• _Work instructions_
Copy each line of the records that holds the string "gmail".

• _Given records_
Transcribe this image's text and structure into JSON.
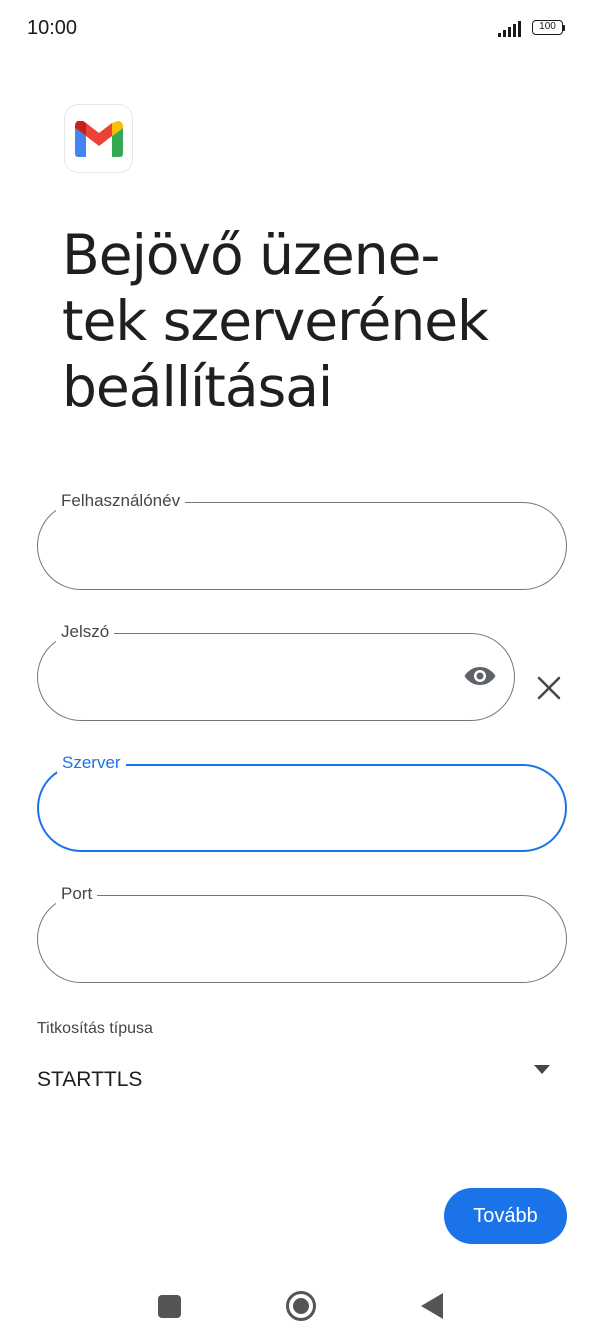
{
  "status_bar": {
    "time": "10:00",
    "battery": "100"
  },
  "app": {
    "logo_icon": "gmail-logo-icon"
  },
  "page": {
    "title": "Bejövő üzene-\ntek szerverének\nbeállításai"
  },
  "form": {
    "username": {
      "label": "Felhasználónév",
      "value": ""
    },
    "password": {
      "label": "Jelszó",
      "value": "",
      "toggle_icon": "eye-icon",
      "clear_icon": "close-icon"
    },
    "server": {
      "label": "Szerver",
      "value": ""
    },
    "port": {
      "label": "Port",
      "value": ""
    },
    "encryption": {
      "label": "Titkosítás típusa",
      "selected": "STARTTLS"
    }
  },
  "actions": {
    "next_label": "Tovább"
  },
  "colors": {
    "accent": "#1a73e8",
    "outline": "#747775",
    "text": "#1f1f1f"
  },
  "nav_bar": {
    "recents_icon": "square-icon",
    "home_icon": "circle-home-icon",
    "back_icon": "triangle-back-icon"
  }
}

==

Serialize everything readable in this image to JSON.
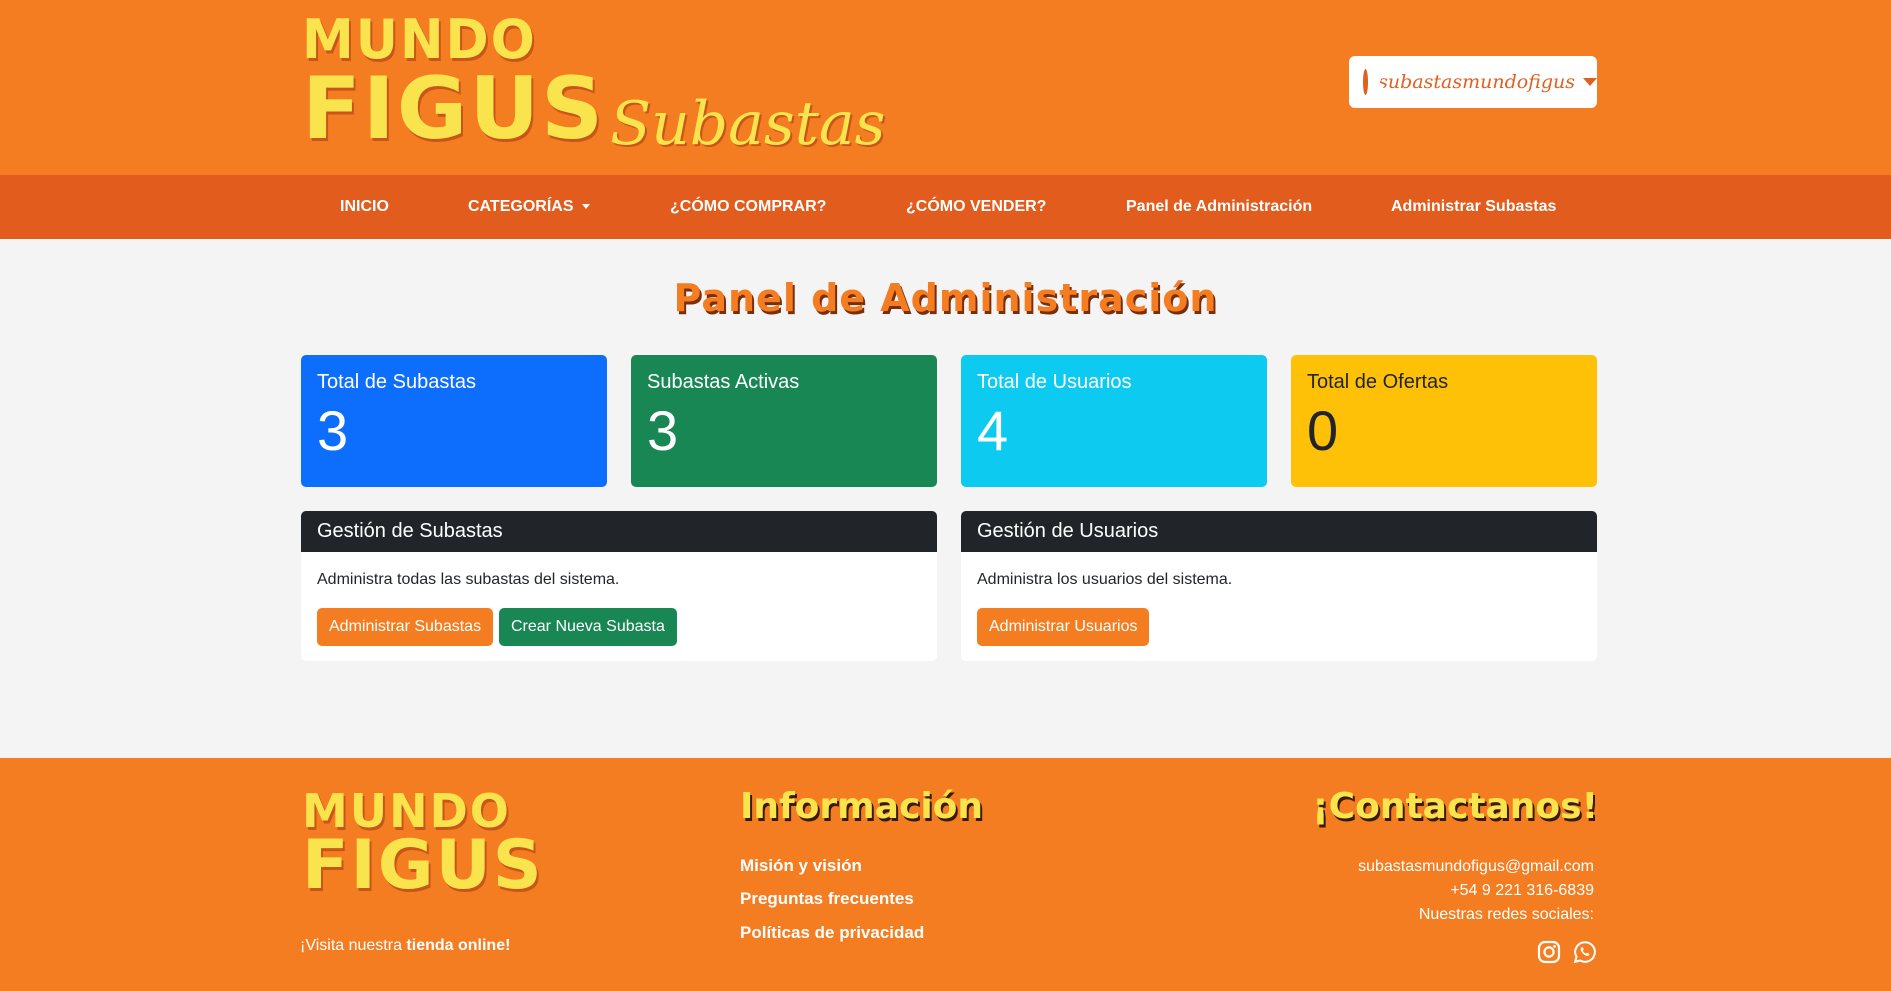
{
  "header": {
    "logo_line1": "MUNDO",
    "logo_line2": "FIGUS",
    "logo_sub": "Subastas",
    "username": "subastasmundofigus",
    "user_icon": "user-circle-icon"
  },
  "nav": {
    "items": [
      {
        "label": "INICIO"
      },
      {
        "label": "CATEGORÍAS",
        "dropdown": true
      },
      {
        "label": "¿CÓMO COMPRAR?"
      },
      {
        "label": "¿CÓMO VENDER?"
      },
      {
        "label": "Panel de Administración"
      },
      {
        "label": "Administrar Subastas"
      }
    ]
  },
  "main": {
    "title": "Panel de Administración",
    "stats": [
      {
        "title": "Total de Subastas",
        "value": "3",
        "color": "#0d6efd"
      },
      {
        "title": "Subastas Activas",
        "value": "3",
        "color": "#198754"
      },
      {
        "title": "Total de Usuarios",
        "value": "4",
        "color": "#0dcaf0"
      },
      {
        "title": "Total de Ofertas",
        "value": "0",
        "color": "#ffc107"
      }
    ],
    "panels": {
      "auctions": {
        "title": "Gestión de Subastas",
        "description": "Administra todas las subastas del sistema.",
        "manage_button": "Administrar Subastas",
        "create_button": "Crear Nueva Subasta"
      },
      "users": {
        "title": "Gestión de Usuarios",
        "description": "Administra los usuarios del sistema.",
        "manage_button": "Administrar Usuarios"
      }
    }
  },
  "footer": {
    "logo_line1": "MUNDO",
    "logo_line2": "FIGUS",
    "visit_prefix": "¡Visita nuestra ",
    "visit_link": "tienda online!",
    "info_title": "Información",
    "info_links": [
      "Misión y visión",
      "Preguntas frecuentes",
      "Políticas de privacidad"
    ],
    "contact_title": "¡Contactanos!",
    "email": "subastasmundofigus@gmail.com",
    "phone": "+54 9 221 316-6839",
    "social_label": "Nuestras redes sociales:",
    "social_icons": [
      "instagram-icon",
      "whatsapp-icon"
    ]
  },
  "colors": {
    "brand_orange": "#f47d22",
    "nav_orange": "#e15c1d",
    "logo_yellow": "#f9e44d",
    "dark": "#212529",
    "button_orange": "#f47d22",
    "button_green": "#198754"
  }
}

---

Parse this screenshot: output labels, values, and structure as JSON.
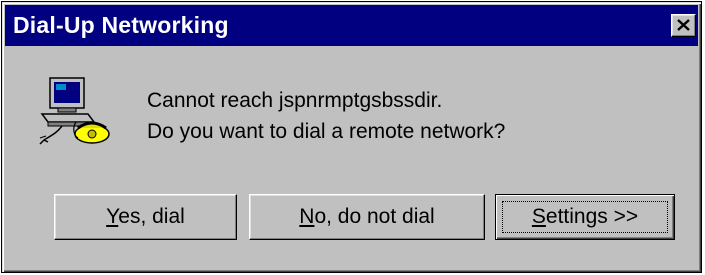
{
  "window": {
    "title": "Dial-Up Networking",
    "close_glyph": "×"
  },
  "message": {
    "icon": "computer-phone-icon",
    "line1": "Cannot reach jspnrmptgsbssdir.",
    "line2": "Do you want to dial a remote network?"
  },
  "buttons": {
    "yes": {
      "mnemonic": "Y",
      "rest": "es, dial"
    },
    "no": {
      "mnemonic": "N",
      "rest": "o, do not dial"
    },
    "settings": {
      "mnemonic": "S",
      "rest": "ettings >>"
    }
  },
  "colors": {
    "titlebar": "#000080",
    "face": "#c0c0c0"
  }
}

• _Complete answer_
    "logo_icon": "gmail-logo-icon"
    "email": "subastasmundofigus@gmail.com",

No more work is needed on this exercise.